What you should do:
Copy every line of the following data that includes the string "registration".

——————————

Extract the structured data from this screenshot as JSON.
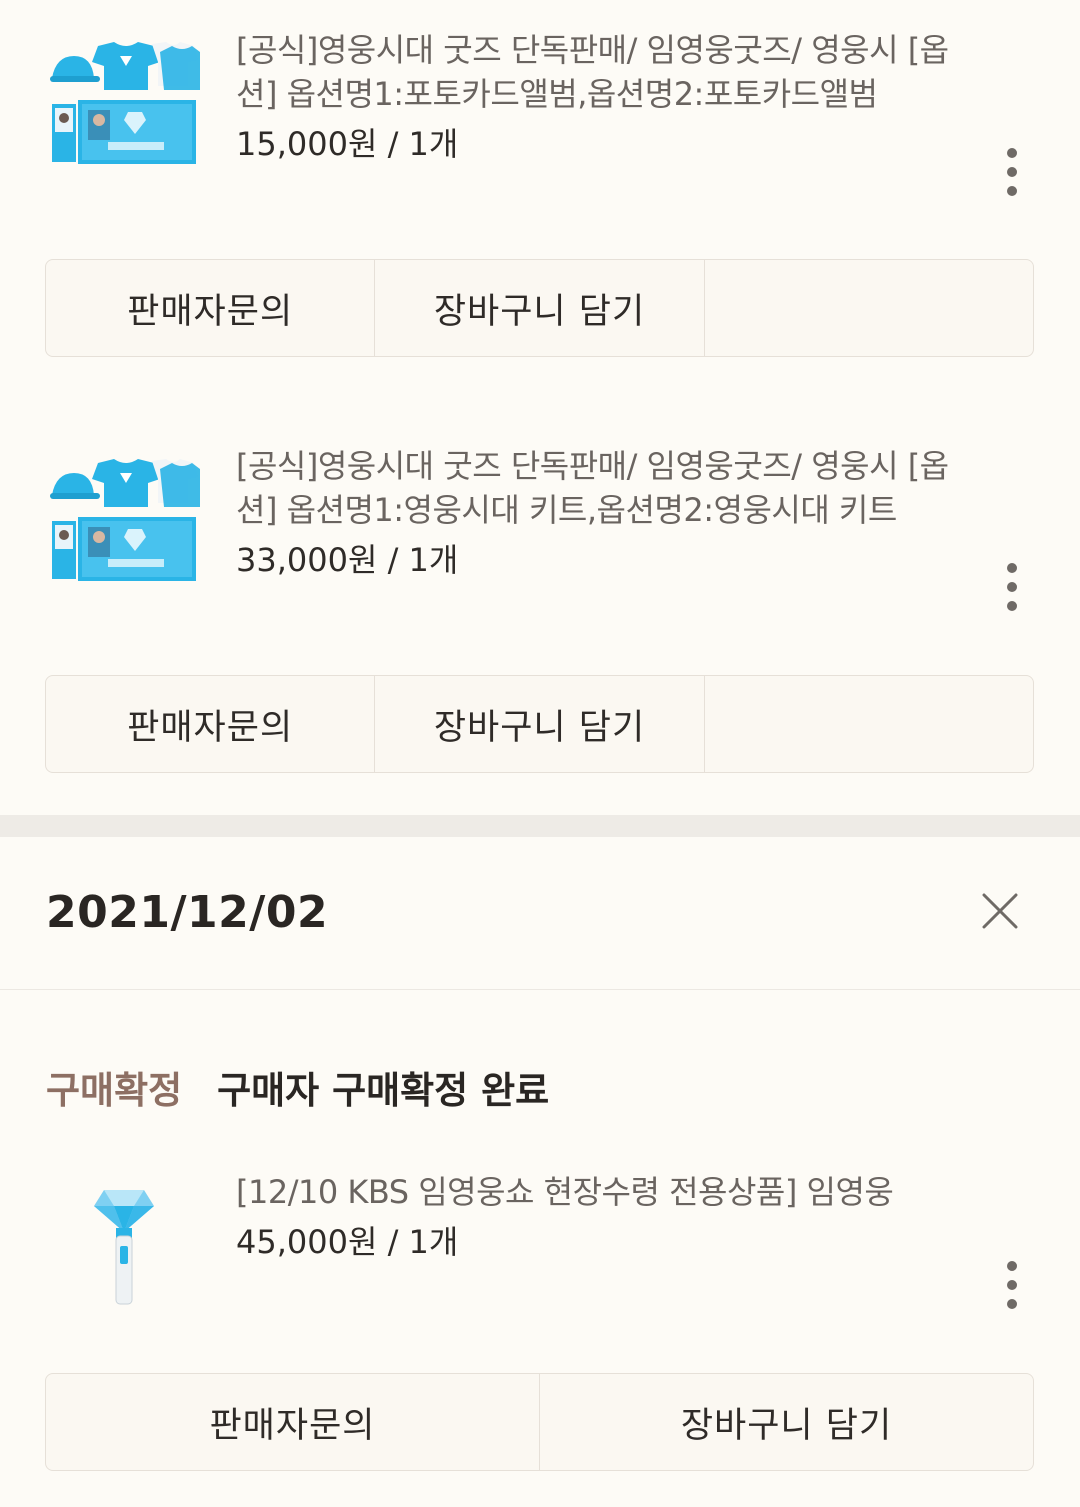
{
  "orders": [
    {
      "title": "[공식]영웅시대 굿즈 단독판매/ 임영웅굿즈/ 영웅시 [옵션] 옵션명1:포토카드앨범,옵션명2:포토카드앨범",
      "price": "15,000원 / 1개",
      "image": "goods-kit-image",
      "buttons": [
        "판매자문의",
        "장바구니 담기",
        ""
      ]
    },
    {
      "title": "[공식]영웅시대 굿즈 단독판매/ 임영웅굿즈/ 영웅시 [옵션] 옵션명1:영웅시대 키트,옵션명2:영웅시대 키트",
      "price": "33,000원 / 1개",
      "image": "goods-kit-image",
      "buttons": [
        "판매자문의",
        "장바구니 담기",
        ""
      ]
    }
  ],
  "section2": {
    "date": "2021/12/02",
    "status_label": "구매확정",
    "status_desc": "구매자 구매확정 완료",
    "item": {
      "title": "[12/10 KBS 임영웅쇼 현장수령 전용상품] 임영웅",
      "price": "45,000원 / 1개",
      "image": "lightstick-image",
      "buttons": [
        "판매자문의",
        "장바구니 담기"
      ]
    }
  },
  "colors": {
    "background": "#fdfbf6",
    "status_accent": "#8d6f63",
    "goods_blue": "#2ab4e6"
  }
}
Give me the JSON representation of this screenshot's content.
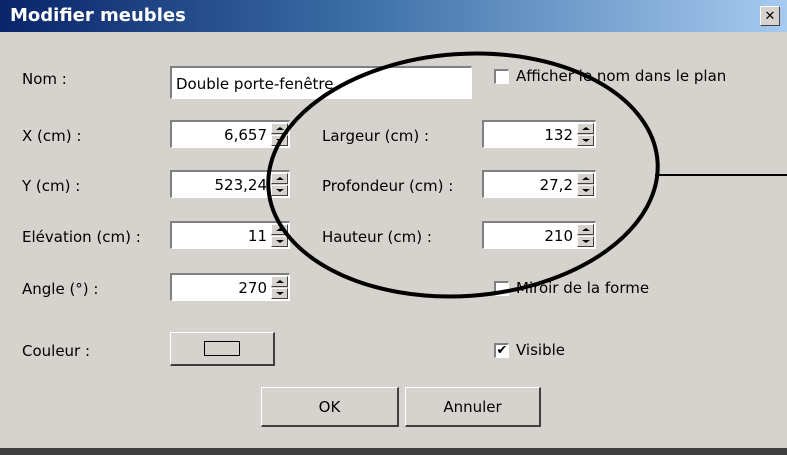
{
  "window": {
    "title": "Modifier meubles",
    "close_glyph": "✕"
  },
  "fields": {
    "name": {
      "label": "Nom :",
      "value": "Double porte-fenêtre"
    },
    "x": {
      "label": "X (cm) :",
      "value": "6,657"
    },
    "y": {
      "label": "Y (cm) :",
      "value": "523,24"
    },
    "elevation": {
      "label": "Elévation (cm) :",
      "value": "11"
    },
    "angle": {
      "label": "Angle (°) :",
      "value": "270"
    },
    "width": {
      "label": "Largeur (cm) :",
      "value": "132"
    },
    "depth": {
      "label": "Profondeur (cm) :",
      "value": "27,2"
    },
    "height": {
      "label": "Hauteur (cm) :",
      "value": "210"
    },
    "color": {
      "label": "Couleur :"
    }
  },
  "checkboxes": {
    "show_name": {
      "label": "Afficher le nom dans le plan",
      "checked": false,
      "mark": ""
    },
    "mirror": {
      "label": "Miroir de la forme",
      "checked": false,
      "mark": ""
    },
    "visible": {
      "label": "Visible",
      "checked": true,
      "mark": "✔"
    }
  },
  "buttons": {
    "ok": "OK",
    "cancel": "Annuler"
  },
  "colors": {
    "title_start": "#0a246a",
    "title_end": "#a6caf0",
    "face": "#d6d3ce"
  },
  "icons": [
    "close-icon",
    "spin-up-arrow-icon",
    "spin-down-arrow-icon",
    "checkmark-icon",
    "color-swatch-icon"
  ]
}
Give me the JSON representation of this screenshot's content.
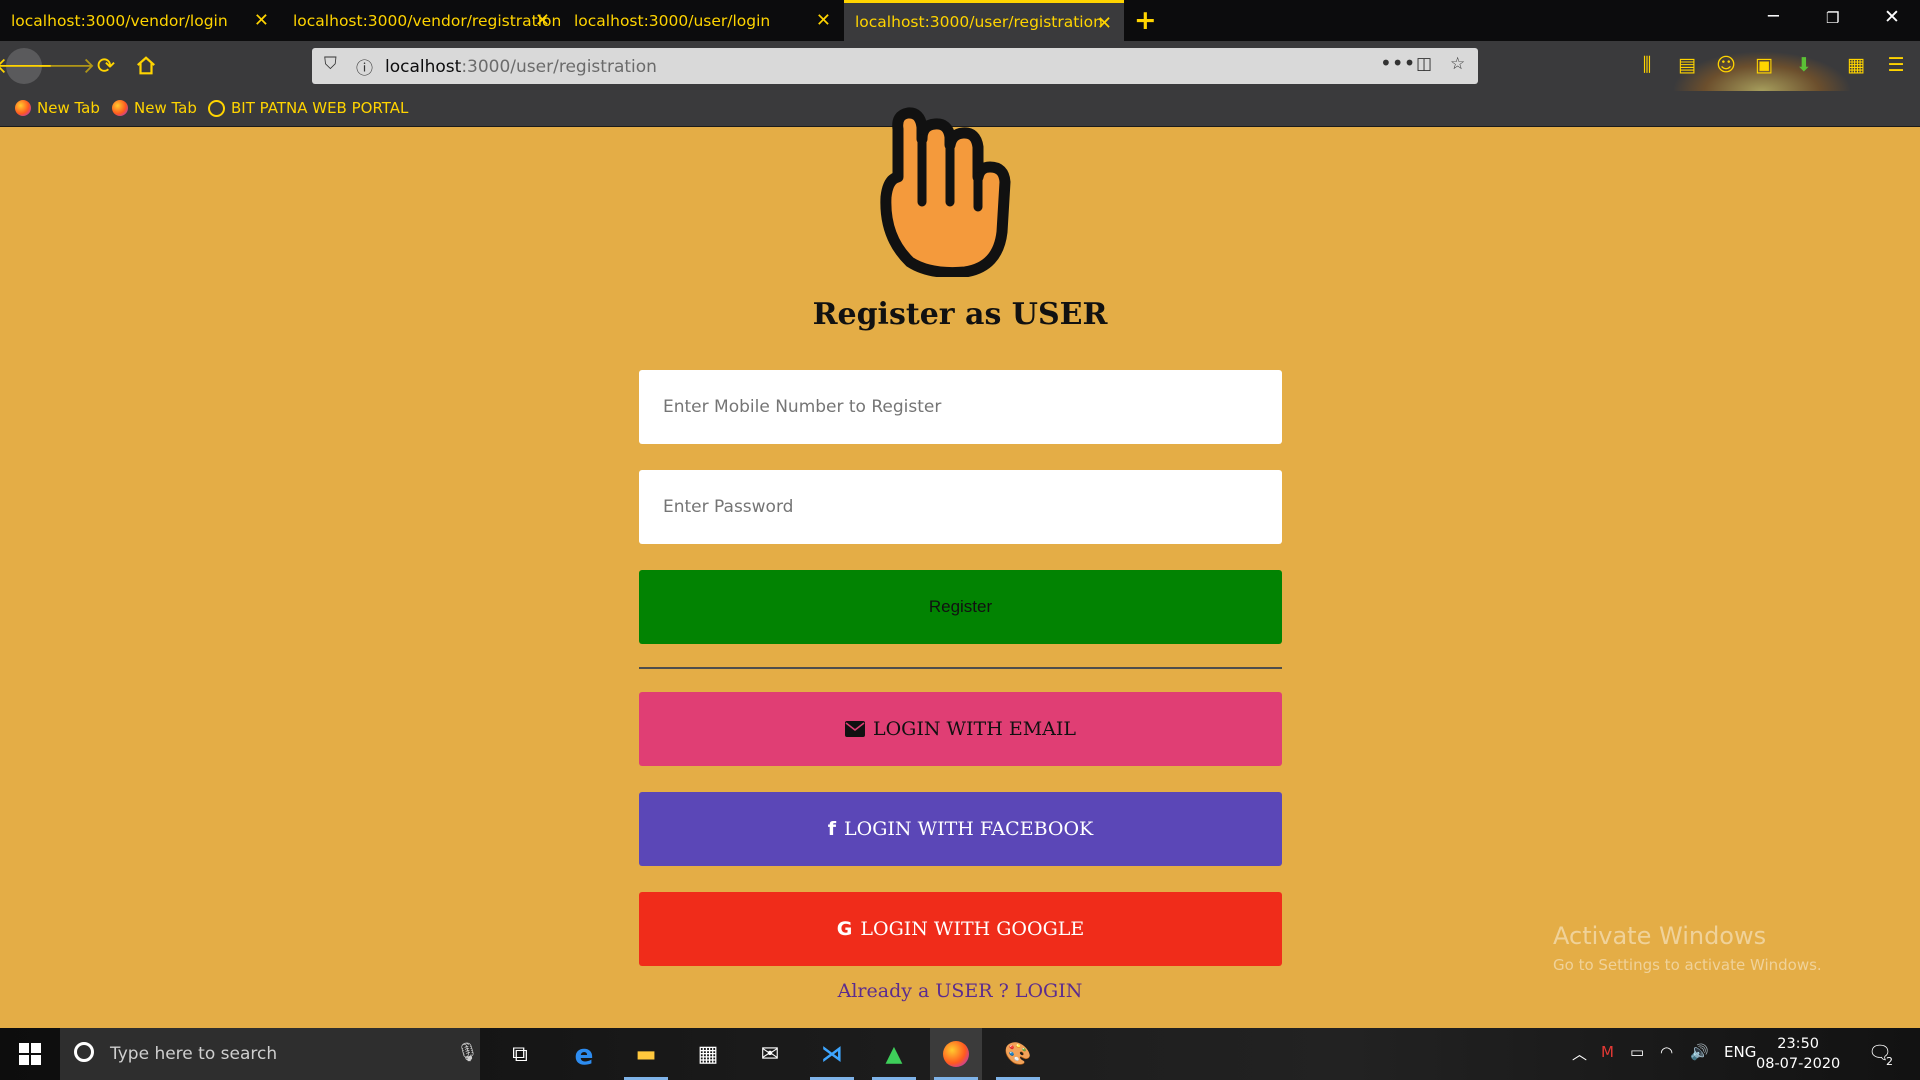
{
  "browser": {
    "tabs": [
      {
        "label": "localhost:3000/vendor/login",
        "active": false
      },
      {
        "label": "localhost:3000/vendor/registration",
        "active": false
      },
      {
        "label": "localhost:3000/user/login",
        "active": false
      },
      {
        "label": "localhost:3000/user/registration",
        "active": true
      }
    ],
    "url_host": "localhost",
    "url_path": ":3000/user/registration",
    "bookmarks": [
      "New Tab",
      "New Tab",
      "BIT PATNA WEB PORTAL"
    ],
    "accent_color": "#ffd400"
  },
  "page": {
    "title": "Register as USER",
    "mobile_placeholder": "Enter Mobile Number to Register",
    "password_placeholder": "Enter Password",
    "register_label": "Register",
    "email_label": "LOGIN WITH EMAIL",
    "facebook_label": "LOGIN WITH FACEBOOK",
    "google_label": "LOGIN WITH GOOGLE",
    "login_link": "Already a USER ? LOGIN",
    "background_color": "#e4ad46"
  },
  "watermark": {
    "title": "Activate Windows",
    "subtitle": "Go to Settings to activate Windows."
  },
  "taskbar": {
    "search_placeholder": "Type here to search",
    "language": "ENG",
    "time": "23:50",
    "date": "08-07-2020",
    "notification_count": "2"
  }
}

——————————

Solved exercise:
        "label": "localhost:3000/vendor/registration",
        "label": "localhost:3000/user/registration",
    "url_path": ":3000/user/registration",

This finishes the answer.